- _The problem_: State how many lines contain "Customer", and write nothing except that count.

- _Data for the task_:
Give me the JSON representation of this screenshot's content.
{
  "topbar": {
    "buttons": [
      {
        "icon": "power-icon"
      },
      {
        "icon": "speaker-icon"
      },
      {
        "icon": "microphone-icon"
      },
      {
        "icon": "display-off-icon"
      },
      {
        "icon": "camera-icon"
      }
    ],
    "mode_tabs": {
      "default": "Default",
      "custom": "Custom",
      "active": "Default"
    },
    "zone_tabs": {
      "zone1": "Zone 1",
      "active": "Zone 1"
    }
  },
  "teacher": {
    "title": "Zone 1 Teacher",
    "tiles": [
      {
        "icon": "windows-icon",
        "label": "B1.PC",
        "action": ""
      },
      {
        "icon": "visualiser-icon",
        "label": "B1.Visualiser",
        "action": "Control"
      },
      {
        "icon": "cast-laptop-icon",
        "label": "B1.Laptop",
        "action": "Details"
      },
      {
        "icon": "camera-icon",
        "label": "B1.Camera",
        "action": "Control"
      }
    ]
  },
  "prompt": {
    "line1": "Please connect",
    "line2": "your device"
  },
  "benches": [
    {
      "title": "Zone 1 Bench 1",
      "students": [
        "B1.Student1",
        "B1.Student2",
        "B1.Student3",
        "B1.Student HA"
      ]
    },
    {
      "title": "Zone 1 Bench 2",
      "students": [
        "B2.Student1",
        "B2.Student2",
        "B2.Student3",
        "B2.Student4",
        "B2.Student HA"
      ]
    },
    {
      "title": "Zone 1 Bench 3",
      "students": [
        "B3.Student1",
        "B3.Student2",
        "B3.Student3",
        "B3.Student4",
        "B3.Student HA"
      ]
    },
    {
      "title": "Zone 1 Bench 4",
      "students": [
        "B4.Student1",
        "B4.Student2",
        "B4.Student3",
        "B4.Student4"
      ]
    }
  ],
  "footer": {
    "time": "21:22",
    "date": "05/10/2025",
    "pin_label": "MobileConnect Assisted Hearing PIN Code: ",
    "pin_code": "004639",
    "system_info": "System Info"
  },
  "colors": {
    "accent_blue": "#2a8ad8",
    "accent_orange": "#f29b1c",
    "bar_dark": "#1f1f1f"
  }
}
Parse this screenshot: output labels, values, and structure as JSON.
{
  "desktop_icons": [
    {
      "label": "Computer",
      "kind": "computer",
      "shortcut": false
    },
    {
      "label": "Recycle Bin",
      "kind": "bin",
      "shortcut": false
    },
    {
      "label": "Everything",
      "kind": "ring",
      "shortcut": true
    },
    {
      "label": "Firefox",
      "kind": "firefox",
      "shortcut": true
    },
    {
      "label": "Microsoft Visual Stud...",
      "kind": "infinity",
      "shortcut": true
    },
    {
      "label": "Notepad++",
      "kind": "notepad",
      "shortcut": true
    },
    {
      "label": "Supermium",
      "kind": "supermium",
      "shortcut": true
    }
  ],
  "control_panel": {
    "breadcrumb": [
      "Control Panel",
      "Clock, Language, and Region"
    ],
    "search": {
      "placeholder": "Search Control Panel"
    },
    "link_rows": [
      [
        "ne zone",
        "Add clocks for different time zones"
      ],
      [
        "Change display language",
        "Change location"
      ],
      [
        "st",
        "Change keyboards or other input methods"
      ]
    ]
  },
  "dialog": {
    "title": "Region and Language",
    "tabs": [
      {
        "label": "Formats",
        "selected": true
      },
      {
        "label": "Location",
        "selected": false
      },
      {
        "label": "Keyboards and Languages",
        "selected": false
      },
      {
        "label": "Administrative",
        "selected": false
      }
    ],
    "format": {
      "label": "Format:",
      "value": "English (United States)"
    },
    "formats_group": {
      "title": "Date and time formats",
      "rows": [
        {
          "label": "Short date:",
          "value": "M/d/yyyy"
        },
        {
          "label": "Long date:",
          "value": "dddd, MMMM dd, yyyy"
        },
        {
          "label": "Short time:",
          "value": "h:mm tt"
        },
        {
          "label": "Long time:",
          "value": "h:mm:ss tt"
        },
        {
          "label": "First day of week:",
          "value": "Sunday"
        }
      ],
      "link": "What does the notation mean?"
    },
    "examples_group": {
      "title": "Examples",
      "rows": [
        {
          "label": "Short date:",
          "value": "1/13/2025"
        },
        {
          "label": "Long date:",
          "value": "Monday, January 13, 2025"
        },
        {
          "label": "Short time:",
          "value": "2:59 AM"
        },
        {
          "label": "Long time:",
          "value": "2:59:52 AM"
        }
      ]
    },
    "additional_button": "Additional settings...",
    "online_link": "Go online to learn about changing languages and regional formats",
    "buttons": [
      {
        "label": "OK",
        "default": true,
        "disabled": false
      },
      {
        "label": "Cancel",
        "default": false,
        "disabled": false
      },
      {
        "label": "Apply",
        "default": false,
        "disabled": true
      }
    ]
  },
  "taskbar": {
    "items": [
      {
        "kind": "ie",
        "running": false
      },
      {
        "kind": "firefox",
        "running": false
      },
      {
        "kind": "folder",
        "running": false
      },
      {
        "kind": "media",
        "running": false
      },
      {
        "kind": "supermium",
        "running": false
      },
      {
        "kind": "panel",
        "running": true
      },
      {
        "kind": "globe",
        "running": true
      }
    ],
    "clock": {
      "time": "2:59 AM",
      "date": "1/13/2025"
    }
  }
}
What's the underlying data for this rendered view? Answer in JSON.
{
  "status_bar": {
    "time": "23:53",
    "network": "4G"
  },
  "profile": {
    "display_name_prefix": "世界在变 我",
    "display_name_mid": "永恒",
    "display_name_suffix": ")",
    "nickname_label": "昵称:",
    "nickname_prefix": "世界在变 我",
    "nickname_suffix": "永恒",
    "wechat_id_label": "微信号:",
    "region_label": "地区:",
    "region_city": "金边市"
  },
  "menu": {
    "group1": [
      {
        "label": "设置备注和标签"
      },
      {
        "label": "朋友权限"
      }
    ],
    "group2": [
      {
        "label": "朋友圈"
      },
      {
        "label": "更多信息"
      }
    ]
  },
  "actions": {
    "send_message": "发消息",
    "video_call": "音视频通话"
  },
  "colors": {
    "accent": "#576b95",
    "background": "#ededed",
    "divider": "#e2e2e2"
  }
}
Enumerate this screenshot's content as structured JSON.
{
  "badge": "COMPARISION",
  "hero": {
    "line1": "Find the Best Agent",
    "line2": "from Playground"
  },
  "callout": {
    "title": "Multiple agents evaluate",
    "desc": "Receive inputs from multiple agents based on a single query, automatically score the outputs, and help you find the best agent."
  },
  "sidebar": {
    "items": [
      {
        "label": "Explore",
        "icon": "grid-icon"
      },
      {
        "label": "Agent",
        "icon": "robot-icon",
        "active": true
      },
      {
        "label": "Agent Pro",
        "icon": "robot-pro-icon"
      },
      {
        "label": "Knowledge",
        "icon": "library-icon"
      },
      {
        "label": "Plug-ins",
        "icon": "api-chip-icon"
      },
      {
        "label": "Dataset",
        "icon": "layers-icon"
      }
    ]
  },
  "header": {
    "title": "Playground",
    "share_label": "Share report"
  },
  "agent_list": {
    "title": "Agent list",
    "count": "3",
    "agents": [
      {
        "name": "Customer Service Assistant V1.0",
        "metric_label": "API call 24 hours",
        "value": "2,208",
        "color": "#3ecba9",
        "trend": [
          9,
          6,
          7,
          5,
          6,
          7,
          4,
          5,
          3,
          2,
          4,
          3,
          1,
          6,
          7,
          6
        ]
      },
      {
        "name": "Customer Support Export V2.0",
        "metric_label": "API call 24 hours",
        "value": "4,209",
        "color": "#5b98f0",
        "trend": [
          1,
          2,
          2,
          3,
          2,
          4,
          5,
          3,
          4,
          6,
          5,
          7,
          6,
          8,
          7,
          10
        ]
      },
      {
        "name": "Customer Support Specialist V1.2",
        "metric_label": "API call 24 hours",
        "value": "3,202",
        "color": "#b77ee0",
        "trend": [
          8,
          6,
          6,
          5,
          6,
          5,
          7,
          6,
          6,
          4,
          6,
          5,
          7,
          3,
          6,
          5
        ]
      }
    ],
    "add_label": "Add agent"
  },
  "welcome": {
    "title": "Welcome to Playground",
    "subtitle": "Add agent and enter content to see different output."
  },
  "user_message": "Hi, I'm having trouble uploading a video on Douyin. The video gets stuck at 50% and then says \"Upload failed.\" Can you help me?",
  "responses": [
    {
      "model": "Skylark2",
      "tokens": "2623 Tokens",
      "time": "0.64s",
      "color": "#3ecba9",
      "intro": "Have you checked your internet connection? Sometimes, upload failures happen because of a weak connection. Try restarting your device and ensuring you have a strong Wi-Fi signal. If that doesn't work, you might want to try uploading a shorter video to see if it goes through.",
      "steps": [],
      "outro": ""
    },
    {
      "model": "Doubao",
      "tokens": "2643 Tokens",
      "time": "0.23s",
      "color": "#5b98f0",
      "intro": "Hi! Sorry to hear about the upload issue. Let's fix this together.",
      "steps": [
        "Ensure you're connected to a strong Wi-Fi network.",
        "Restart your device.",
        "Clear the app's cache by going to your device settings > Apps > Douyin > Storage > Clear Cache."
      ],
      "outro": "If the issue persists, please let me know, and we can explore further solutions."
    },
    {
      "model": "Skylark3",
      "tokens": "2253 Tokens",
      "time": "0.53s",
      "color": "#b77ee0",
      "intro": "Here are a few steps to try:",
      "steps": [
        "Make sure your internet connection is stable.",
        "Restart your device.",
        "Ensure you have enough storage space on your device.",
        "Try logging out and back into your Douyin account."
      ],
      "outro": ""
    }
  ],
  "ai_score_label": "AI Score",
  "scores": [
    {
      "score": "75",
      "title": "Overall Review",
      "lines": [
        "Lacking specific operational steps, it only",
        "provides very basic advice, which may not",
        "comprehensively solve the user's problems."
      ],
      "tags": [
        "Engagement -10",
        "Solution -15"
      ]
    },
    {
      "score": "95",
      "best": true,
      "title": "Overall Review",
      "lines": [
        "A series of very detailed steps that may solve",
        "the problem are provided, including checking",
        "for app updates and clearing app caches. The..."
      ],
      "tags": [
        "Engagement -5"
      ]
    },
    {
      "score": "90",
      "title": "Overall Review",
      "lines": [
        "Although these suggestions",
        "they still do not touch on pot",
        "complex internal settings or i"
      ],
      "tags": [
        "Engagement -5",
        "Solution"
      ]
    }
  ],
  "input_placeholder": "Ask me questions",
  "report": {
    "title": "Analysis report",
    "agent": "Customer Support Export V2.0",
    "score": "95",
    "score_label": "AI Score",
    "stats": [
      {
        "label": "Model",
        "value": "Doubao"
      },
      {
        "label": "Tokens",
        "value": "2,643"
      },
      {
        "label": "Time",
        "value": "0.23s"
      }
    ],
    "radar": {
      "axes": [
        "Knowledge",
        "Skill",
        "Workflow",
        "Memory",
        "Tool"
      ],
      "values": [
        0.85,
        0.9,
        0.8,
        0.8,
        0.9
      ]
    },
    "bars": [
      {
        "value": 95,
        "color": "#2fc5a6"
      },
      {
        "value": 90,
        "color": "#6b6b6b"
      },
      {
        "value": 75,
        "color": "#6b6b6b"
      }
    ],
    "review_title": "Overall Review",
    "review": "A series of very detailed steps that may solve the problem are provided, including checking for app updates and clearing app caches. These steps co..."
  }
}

- _Reply to the task_: 4